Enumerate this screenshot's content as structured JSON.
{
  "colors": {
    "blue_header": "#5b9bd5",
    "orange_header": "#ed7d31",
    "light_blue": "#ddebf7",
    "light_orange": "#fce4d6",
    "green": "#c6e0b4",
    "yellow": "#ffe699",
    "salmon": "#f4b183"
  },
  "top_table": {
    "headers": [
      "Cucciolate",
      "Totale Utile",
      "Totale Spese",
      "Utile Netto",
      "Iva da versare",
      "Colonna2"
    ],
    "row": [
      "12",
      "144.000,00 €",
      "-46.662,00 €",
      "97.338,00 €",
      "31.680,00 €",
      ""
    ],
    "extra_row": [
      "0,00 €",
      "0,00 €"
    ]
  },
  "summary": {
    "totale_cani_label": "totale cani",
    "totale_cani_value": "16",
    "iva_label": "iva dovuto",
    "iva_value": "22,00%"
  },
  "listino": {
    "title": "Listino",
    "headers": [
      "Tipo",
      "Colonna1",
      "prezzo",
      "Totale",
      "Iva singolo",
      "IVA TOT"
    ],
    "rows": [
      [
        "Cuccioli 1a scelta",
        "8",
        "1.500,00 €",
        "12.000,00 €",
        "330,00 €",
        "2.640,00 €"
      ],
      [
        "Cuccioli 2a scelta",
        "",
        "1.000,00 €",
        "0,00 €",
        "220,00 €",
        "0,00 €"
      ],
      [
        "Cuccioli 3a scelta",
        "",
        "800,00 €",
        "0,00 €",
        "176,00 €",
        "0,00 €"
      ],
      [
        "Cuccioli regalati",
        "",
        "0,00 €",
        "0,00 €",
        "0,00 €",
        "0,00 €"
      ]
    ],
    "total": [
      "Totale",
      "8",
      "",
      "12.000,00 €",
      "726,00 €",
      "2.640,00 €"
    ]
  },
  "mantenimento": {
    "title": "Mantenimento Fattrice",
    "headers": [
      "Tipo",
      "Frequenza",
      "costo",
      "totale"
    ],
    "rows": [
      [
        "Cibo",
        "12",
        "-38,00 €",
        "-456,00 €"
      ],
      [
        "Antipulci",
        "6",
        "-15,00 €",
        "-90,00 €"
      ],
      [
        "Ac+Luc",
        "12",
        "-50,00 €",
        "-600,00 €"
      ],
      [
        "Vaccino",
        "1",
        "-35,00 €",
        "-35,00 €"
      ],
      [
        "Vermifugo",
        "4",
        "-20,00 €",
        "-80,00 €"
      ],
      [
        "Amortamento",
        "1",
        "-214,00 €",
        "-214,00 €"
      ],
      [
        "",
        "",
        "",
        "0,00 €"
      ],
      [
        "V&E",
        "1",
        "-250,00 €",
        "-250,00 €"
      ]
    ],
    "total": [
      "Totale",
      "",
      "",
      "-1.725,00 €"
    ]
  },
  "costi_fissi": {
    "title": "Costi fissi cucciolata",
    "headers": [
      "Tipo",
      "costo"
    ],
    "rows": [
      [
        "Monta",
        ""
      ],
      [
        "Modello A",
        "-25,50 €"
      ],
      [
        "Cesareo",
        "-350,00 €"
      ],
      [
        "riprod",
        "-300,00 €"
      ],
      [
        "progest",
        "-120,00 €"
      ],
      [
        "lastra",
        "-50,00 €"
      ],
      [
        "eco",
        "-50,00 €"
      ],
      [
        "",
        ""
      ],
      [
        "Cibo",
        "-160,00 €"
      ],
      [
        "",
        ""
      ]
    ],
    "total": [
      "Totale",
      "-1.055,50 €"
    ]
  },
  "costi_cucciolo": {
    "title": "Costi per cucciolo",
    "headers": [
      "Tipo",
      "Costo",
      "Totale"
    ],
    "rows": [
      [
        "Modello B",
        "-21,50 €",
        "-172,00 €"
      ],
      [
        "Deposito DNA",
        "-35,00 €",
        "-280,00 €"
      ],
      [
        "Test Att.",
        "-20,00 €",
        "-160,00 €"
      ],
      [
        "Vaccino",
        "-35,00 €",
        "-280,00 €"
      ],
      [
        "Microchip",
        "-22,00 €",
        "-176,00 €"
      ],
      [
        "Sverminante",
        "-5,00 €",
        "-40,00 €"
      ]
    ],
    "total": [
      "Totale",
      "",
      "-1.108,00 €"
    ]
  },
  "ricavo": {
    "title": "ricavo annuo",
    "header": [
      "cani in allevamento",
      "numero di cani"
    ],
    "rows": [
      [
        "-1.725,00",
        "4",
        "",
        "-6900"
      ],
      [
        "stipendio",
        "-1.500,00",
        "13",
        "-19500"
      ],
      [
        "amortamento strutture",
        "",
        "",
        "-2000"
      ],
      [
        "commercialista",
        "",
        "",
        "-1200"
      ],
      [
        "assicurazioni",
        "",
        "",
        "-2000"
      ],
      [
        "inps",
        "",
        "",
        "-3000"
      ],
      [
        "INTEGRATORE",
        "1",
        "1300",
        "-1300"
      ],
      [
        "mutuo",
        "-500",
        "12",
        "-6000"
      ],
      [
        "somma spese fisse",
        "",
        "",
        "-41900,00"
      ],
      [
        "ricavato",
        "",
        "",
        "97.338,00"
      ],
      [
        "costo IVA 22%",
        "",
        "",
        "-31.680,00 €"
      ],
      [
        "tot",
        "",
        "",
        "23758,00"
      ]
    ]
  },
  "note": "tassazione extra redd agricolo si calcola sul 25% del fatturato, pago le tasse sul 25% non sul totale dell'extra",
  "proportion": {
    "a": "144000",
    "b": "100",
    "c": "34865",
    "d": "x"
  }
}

_What is needed_
Show the lines that mention the word "title".

_The output_
    "title": "Listino",
    "title": "Mantenimento Fattrice",
    "title": "Costi fissi cucciolata",
    "title": "Costi per cucciolo",
    "title": "ricavo annuo",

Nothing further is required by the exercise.